[Figure record extracts]
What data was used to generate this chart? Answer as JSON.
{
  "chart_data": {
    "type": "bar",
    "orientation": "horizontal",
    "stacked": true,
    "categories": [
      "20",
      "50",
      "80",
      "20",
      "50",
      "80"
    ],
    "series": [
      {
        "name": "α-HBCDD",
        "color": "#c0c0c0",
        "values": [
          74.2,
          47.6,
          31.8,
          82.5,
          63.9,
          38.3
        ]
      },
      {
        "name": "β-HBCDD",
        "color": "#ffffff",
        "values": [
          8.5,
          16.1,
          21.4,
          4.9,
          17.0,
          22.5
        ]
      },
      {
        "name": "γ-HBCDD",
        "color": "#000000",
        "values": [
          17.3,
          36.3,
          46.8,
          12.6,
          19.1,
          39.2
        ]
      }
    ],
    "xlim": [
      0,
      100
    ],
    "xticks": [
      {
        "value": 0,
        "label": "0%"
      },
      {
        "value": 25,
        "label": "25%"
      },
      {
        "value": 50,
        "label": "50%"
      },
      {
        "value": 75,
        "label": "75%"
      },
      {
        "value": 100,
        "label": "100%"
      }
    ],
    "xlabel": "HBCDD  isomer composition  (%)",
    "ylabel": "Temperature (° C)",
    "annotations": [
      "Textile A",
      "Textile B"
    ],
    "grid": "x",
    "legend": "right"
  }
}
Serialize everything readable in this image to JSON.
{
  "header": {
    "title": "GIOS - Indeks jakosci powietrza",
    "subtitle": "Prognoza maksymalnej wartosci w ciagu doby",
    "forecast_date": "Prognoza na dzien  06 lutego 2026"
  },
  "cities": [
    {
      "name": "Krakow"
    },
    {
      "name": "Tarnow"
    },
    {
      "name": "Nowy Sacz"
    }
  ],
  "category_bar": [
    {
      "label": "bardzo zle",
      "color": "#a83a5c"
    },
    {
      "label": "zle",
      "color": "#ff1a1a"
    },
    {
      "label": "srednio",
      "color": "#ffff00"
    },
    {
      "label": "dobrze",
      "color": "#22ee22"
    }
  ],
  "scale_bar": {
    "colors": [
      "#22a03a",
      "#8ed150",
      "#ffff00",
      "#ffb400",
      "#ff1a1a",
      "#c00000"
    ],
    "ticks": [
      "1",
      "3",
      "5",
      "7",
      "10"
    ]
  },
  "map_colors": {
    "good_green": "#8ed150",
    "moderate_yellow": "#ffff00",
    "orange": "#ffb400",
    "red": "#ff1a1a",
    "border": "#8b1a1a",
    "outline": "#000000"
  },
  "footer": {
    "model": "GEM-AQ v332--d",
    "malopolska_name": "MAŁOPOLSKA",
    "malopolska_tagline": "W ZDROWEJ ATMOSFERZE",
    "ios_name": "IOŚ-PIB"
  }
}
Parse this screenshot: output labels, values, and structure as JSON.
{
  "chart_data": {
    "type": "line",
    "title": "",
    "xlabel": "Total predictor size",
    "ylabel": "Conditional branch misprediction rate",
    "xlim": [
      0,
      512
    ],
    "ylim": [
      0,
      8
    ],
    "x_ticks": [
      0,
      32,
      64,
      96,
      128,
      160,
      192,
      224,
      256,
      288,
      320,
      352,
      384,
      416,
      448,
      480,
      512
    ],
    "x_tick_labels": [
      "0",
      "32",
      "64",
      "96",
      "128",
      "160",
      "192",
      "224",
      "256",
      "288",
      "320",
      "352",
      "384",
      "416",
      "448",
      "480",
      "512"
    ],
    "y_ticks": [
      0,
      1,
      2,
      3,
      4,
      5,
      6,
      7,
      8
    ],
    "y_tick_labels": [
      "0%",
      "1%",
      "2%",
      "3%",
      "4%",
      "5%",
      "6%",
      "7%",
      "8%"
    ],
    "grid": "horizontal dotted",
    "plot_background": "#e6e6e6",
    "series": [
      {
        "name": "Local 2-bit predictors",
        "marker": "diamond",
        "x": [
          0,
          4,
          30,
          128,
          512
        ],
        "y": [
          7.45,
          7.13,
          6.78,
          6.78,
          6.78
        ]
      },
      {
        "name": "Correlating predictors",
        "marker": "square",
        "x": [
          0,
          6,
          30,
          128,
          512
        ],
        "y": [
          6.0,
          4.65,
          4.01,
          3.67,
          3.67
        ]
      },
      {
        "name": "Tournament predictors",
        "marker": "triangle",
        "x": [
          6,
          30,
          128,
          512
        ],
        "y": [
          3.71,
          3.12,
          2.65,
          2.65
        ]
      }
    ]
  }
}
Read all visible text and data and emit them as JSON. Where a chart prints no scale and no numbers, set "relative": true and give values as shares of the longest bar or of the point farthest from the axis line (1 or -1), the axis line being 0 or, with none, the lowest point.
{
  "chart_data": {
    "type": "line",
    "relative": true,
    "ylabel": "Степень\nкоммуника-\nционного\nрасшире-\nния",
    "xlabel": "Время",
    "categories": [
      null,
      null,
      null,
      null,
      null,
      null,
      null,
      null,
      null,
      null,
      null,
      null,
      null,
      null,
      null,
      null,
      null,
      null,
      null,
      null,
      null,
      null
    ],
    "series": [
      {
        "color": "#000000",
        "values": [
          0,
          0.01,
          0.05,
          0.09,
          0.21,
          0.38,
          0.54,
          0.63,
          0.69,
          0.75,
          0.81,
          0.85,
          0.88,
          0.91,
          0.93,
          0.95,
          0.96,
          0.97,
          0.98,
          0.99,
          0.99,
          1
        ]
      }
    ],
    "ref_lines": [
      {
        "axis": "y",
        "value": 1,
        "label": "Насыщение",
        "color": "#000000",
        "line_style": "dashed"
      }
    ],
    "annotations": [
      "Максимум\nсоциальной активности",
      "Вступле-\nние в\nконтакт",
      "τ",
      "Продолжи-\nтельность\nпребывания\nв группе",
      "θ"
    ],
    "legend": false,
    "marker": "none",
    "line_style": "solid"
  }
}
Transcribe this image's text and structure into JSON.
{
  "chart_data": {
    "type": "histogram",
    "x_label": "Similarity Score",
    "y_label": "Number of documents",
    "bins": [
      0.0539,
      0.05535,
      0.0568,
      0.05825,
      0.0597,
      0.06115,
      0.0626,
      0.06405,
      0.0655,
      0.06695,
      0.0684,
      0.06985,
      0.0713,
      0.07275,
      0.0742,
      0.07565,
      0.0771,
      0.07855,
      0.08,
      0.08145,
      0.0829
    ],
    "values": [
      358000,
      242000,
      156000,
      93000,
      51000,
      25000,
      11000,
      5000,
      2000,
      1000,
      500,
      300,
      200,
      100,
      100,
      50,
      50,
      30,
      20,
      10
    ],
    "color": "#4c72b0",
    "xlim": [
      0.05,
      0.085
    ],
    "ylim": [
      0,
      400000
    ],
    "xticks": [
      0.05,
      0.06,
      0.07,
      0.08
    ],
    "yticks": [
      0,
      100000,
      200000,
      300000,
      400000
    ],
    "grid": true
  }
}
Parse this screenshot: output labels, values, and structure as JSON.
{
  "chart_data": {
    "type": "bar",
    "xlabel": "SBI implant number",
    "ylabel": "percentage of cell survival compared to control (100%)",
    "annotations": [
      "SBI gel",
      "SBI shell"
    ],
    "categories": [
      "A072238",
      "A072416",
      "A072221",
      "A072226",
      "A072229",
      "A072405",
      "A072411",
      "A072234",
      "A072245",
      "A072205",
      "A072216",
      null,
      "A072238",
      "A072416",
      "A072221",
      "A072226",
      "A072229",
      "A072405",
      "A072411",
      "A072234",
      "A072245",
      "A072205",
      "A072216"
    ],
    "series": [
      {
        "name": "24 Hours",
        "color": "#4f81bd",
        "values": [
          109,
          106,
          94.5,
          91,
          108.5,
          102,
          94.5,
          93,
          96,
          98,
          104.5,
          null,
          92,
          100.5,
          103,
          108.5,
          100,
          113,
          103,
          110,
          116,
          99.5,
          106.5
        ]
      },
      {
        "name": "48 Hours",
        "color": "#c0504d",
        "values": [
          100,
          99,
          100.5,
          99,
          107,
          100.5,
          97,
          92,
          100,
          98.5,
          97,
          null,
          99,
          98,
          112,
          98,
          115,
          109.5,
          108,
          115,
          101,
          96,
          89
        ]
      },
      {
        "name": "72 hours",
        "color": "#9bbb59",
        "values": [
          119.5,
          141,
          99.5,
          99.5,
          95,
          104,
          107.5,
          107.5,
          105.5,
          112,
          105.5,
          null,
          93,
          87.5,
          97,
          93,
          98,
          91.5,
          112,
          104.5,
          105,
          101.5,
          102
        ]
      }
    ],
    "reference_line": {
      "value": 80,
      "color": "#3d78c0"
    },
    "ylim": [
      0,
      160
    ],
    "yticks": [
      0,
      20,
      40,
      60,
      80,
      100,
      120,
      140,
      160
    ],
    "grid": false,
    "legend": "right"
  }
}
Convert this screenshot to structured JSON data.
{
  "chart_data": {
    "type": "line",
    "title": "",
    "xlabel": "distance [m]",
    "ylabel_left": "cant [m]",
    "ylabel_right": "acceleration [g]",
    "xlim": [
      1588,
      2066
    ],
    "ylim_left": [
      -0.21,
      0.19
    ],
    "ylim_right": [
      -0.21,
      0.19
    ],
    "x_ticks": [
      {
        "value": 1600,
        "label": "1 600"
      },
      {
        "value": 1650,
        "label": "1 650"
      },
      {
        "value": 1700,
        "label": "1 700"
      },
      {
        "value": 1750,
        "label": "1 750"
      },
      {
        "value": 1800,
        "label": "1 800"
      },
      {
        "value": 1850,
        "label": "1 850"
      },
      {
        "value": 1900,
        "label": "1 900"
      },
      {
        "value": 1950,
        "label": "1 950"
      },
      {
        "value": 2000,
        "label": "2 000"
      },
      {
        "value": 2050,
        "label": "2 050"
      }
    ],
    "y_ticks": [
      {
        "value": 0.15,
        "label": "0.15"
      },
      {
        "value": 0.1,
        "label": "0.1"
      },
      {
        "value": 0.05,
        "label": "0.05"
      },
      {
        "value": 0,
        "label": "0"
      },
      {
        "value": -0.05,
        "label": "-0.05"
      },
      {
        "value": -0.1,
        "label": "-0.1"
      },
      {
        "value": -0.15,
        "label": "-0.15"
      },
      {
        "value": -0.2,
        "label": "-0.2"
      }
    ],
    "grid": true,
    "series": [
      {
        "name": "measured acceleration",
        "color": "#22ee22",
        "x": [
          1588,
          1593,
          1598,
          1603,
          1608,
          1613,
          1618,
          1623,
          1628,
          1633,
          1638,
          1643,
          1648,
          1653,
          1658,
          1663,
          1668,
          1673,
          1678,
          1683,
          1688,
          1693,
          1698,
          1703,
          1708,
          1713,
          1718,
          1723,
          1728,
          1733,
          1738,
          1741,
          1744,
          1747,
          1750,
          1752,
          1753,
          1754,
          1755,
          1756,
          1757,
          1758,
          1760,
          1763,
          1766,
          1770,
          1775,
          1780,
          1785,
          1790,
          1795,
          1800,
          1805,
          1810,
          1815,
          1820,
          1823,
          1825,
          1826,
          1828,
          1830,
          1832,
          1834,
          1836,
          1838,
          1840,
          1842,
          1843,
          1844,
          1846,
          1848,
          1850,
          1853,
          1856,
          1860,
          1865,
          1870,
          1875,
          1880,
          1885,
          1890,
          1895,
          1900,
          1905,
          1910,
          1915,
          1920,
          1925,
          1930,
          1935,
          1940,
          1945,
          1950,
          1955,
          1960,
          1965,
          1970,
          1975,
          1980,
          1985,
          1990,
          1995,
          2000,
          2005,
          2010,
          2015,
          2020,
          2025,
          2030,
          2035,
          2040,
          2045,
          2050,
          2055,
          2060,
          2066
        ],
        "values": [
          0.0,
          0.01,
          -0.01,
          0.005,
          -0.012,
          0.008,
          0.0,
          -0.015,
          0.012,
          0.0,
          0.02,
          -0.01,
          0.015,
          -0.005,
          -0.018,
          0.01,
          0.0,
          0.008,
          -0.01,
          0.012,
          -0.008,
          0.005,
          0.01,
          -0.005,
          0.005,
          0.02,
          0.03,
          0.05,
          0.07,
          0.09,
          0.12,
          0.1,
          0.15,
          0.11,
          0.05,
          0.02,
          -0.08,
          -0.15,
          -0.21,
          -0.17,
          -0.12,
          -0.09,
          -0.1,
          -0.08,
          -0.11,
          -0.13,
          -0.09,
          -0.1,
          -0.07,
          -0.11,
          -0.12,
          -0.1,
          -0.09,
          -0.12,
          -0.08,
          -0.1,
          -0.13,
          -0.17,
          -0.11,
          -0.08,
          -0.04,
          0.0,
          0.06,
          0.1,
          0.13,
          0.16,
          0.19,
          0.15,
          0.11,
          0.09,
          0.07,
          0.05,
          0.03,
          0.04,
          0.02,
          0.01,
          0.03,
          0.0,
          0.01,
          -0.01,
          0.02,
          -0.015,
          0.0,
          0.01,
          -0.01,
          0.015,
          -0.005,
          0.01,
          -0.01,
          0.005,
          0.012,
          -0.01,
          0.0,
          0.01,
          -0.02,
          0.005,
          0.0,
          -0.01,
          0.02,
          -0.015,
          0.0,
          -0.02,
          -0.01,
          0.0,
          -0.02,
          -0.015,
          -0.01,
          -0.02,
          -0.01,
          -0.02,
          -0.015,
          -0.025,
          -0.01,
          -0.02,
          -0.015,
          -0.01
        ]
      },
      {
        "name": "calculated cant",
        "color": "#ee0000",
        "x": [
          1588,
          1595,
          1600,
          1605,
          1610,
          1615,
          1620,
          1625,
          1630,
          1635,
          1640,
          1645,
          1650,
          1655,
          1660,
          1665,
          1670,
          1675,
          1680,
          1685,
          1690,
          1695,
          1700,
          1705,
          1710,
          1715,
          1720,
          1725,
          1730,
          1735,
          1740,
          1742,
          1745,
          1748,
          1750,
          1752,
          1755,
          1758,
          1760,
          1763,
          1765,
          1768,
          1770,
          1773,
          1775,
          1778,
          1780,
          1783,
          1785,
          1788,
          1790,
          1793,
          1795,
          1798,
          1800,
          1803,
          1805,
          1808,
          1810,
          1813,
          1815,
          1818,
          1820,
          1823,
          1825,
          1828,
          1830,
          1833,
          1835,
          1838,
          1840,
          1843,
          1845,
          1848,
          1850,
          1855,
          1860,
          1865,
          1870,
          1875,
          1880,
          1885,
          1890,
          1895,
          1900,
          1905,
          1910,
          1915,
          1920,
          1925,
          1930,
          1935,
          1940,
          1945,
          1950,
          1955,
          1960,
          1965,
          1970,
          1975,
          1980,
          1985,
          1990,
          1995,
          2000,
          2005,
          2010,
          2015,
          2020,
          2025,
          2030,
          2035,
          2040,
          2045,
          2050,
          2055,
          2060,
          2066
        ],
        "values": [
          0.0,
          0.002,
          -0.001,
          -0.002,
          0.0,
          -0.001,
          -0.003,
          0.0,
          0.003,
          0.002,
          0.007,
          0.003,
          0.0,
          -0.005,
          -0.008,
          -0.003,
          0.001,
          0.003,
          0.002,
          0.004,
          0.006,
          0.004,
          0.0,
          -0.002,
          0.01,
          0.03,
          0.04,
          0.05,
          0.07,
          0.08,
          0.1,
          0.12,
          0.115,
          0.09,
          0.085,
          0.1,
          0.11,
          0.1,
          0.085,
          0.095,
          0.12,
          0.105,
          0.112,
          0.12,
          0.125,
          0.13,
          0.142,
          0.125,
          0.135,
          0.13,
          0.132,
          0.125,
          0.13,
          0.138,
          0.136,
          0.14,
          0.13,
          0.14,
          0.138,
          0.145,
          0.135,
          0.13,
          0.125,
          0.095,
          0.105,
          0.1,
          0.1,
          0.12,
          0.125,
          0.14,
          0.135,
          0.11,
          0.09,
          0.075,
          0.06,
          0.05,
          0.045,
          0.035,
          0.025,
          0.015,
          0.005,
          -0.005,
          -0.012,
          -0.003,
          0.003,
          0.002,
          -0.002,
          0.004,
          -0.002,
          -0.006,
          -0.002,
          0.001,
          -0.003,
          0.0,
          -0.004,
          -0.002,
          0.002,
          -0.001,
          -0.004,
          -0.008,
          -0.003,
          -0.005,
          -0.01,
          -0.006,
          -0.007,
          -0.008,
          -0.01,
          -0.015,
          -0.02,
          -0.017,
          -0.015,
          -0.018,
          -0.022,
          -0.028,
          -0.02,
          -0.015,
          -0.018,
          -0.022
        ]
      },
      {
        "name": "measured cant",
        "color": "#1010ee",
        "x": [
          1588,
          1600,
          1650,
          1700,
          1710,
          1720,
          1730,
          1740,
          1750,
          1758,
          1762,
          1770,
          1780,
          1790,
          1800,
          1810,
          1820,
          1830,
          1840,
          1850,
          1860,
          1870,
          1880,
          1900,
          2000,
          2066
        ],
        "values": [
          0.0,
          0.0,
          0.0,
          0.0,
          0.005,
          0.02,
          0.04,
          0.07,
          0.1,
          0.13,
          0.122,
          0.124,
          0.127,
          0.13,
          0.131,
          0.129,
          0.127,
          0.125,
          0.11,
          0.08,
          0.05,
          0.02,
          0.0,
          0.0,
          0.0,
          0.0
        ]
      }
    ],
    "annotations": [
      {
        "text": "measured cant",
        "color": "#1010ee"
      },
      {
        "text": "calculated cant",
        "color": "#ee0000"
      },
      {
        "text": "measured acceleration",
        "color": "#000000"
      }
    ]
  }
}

## [Challenge]
Wherever the string "Prognoza" appears in the entries above, list that line.

## [The response]
    "subtitle": "Prognoza maksymalnej wartosci w ciagu doby",
    "forecast_date": "Prognoza na dzien  06 lutego 2026"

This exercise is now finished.